**To be done**
The output should consist solely of the line containing "Parse this screenshot: output" and the lines that follow it through the end of the data below.

::::::::::

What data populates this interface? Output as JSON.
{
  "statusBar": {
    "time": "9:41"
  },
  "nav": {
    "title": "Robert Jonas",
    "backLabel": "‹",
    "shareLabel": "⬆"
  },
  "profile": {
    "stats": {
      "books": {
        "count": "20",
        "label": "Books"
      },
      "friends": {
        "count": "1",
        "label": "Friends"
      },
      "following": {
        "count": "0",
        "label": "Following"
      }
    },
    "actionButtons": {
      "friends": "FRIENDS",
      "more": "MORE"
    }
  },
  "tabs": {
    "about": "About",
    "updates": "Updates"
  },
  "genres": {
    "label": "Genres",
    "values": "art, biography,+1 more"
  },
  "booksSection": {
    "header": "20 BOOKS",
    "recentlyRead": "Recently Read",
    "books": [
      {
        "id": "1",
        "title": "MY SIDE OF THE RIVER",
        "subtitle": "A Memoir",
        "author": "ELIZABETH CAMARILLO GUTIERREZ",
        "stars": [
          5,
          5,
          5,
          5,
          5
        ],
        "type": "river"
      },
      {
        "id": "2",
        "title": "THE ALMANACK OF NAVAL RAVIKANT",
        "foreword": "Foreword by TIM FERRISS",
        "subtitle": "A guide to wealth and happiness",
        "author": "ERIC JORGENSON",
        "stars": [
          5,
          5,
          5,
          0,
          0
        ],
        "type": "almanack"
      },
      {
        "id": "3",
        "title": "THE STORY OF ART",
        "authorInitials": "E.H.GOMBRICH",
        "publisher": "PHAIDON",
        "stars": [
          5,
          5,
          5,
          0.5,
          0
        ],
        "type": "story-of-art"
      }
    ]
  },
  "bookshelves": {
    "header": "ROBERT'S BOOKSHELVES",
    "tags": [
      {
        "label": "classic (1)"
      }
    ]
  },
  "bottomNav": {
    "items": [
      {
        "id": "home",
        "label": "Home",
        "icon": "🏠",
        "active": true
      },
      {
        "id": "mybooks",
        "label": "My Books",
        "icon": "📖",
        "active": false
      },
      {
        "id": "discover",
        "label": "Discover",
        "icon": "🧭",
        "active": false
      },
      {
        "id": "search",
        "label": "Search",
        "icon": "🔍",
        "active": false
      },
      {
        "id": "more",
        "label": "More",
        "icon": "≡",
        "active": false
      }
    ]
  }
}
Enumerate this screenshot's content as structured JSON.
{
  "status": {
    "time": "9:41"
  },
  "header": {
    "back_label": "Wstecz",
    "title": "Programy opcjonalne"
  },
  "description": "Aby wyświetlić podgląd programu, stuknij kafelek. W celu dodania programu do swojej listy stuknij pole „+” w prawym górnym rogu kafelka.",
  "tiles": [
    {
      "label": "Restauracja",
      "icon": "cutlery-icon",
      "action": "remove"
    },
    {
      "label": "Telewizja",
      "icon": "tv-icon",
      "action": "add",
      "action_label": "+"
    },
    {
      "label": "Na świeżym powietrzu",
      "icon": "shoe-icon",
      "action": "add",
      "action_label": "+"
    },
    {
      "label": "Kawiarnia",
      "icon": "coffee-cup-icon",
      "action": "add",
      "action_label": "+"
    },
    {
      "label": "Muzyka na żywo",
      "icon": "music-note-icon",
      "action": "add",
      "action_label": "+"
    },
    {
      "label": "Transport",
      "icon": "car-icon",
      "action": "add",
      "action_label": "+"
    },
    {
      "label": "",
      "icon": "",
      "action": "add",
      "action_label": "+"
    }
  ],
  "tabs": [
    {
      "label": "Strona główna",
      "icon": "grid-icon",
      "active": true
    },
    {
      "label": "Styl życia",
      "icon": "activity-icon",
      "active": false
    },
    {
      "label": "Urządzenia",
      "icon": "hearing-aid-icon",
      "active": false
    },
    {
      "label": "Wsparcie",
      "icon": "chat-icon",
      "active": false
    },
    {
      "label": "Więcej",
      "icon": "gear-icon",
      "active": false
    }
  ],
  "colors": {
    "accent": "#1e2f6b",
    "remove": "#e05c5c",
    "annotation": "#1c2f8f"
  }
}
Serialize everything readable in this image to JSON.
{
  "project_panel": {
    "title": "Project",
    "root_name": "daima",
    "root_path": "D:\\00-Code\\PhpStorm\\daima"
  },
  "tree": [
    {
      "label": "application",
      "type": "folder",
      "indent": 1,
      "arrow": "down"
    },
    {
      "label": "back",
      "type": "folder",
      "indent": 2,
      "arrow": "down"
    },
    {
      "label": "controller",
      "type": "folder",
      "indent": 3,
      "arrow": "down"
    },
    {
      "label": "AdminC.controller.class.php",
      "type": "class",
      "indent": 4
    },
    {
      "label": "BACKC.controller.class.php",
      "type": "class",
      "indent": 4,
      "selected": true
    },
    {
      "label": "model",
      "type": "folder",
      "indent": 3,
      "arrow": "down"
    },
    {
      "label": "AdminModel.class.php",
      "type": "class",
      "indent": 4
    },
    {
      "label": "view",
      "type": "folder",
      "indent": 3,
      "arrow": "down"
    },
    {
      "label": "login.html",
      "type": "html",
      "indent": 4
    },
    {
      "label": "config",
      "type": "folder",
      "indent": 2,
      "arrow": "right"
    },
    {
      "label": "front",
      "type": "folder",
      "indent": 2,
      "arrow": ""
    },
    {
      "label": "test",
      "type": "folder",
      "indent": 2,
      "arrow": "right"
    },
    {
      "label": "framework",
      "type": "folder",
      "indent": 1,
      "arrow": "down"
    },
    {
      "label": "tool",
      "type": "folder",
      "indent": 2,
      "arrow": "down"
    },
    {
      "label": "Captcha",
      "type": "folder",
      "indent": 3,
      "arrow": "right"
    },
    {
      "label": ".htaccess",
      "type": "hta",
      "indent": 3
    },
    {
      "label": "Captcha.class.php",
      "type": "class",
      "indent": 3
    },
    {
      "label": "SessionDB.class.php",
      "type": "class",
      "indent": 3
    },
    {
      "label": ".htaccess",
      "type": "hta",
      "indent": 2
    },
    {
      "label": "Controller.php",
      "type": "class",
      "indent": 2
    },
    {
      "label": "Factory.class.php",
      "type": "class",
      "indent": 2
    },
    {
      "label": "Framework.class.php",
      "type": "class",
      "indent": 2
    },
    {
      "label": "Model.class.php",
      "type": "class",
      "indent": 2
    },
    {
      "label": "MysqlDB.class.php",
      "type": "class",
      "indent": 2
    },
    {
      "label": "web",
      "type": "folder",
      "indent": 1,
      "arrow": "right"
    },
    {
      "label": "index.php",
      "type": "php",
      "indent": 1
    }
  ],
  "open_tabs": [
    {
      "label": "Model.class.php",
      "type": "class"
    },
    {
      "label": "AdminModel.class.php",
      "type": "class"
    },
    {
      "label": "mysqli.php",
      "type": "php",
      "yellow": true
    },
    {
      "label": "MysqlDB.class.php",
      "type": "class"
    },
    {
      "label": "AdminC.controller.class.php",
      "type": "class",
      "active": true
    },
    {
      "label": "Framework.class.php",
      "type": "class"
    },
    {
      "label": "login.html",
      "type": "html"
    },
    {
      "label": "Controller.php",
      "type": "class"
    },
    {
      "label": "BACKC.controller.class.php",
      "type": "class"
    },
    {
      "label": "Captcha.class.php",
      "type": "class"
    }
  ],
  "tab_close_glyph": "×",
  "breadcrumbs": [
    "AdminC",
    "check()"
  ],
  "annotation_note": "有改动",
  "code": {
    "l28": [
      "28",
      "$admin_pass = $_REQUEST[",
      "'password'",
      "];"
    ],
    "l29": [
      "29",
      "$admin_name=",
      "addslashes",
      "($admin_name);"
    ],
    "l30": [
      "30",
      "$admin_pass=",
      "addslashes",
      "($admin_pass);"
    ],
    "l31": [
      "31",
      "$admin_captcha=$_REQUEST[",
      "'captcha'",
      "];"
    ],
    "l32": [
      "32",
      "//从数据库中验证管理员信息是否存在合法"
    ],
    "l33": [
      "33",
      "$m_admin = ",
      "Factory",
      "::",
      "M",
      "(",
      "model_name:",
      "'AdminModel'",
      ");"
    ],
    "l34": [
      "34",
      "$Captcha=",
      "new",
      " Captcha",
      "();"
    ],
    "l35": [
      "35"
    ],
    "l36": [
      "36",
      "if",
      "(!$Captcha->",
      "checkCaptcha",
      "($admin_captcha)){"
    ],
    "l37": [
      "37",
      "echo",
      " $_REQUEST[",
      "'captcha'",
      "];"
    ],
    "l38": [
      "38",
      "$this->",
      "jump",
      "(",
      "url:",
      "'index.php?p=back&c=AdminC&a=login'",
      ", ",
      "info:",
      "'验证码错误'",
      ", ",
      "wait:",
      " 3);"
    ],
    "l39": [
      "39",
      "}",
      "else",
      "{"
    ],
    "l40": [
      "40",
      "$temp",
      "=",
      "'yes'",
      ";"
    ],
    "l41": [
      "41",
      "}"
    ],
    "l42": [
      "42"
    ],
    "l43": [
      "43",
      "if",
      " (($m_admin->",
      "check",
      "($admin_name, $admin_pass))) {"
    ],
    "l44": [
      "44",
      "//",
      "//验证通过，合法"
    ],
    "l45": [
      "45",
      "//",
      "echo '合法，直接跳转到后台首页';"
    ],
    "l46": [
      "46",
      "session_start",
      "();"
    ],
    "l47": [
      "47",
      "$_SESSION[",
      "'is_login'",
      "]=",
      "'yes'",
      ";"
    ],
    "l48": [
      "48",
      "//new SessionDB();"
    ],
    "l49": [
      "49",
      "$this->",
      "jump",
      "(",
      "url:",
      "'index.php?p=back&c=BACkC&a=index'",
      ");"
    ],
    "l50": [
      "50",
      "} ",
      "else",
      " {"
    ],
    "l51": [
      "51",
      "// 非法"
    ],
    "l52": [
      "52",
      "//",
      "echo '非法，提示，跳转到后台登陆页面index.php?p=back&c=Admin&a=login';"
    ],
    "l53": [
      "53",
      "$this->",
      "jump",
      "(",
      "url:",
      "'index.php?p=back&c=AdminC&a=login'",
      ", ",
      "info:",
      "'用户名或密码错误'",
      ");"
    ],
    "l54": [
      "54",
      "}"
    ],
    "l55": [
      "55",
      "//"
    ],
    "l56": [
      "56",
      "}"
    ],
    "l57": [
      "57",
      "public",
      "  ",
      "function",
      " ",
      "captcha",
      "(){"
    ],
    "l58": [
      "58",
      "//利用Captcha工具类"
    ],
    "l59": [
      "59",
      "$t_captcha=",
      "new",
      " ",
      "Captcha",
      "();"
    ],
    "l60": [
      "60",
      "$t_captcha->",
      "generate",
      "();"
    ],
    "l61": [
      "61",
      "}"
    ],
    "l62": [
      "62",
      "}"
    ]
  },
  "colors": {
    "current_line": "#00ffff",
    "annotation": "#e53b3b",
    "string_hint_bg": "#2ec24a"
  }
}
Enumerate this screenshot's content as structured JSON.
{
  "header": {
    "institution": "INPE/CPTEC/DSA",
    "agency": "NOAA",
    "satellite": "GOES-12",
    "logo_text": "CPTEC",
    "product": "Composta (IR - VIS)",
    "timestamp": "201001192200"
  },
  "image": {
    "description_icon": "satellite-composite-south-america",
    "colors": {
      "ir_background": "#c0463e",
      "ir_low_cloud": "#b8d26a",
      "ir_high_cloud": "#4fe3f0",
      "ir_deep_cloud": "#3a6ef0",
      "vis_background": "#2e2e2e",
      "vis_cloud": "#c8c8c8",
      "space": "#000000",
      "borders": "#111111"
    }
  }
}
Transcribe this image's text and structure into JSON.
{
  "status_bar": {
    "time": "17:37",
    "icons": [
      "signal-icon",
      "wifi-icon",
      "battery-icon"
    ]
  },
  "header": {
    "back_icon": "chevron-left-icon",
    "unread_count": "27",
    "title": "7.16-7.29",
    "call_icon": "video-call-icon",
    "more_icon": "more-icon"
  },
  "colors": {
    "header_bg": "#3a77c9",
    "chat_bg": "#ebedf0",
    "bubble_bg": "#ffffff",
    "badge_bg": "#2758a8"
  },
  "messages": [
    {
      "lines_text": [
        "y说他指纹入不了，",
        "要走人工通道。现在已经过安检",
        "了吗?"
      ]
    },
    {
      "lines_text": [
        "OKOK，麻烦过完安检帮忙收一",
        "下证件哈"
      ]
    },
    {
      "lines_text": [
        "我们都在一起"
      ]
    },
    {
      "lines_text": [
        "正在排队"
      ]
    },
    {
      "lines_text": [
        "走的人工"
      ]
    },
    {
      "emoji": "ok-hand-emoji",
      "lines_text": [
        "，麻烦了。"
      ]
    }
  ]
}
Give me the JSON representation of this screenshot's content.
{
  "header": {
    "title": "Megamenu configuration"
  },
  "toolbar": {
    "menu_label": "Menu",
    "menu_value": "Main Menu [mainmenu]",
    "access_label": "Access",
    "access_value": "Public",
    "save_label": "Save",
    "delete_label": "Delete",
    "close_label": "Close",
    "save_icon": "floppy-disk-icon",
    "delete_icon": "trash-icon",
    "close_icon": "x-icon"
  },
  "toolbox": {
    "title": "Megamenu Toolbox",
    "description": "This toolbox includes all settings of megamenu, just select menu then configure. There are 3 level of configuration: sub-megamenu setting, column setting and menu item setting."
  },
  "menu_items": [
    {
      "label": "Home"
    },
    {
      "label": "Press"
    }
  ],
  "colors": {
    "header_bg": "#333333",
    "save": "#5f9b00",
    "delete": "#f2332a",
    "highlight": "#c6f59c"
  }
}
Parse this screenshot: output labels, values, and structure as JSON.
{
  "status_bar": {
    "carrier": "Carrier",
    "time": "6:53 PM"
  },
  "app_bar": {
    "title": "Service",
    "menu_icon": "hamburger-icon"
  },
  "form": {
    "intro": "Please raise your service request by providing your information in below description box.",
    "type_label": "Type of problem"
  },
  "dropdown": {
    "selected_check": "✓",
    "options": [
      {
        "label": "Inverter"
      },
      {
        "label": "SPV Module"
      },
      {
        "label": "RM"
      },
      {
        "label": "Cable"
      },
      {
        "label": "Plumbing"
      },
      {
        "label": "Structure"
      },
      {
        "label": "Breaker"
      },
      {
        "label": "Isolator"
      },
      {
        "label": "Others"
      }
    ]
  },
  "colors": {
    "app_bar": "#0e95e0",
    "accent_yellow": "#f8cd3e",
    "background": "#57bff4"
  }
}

::::::::::

**Finished task**
Parse this screenshot: output labels, values, and structure as JSON.
{
  "status_bar": {
    "carrier": "Carrier",
    "time": "6:53 PM"
  },
  "app_bar": {
    "title": "Service",
    "menu_icon": "hamburger-icon"
  },
  "form": {
    "intro": "Please raise your service request by providing your information in below description box.",
    "type_label": "Type of problem"
  },
  "dropdown": {
    "selected_check": "✓",
    "options": [
      {
        "label": "Inverter"
      },
      {
        "label": "SPV Module"
      },
      {
        "label": "RM"
      },
      {
        "label": "Cable"
      },
      {
        "label": "Plumbing"
      },
      {
        "label": "Structure"
      },
      {
        "label": "Breaker"
      },
      {
        "label": "Isolator"
      },
      {
        "label": "Others"
      }
    ]
  },
  "colors": {
    "app_bar": "#0e95e0",
    "accent_yellow": "#f8cd3e",
    "background": "#57bff4"
  }
}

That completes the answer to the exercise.